> **WHAT IS NEEDED**:
Return all lines below containing the word "Aoki".

> **RECORDED INFORMATION**:
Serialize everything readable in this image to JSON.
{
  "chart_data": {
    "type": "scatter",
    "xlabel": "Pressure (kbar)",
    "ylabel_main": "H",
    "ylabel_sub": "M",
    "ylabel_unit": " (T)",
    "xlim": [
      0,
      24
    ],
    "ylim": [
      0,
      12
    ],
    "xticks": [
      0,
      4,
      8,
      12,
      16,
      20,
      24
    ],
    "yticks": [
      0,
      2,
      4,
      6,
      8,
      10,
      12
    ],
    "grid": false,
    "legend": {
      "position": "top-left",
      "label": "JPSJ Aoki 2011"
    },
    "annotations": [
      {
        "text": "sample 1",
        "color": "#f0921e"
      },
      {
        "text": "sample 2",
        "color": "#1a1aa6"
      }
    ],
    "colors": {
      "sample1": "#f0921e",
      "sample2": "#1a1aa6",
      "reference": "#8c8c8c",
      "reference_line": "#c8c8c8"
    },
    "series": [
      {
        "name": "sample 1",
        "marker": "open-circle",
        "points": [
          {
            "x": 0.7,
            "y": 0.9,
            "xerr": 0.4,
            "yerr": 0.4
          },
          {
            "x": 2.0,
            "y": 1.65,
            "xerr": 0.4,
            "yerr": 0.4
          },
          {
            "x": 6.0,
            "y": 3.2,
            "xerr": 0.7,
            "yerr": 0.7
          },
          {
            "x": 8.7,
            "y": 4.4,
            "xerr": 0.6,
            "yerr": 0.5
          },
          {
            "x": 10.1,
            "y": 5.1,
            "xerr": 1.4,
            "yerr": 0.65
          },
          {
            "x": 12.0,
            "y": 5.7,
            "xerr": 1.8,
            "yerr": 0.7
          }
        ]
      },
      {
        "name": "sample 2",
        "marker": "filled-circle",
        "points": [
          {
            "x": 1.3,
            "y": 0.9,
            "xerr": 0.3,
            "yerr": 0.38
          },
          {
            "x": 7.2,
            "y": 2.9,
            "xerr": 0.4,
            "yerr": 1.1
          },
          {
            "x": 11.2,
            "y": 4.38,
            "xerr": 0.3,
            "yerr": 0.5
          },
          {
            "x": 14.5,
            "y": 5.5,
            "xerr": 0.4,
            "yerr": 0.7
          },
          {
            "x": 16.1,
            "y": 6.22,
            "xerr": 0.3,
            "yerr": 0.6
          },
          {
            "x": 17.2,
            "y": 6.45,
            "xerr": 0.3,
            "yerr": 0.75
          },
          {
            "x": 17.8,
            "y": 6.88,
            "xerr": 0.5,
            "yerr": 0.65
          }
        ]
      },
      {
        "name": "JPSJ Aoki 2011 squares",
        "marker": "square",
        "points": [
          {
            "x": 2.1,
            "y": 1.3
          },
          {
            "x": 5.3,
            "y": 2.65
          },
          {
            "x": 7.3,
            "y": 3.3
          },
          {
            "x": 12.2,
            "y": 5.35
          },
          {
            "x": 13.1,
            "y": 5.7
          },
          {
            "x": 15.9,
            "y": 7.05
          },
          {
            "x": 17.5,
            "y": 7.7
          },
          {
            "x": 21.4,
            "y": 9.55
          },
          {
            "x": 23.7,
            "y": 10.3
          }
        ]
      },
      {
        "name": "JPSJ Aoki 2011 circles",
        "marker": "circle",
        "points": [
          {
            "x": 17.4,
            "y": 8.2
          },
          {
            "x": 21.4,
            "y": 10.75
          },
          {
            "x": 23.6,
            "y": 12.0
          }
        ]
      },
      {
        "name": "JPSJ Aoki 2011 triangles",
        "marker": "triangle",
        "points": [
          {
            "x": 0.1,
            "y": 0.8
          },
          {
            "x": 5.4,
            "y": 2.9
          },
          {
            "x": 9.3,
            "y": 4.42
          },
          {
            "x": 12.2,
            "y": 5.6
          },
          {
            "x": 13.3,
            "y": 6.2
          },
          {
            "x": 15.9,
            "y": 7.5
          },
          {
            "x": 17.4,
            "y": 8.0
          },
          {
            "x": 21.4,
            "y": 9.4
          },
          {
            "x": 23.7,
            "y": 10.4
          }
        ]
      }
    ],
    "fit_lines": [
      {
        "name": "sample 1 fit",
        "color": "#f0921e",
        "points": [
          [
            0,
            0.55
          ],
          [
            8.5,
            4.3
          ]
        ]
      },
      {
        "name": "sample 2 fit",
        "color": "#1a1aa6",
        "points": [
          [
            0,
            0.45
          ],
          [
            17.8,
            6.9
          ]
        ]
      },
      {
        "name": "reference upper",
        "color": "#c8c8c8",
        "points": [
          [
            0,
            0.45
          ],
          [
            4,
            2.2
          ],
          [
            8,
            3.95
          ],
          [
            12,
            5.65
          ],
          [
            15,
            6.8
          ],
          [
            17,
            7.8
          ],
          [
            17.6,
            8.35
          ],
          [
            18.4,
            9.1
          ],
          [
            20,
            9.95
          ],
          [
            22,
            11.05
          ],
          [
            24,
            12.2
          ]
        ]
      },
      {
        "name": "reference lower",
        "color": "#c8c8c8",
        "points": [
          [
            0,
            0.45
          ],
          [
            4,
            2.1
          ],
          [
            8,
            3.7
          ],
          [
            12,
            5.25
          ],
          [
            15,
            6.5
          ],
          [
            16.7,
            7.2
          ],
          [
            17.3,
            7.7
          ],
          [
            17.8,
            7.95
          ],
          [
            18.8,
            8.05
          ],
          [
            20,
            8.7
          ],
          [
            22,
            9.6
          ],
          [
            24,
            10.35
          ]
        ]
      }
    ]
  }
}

> **OUTPUT OF THE EXERCISE**:
      "label": "JPSJ Aoki 2011"
        "name": "JPSJ Aoki 2011 squares",
        "name": "JPSJ Aoki 2011 circles",
        "name": "JPSJ Aoki 2011 triangles",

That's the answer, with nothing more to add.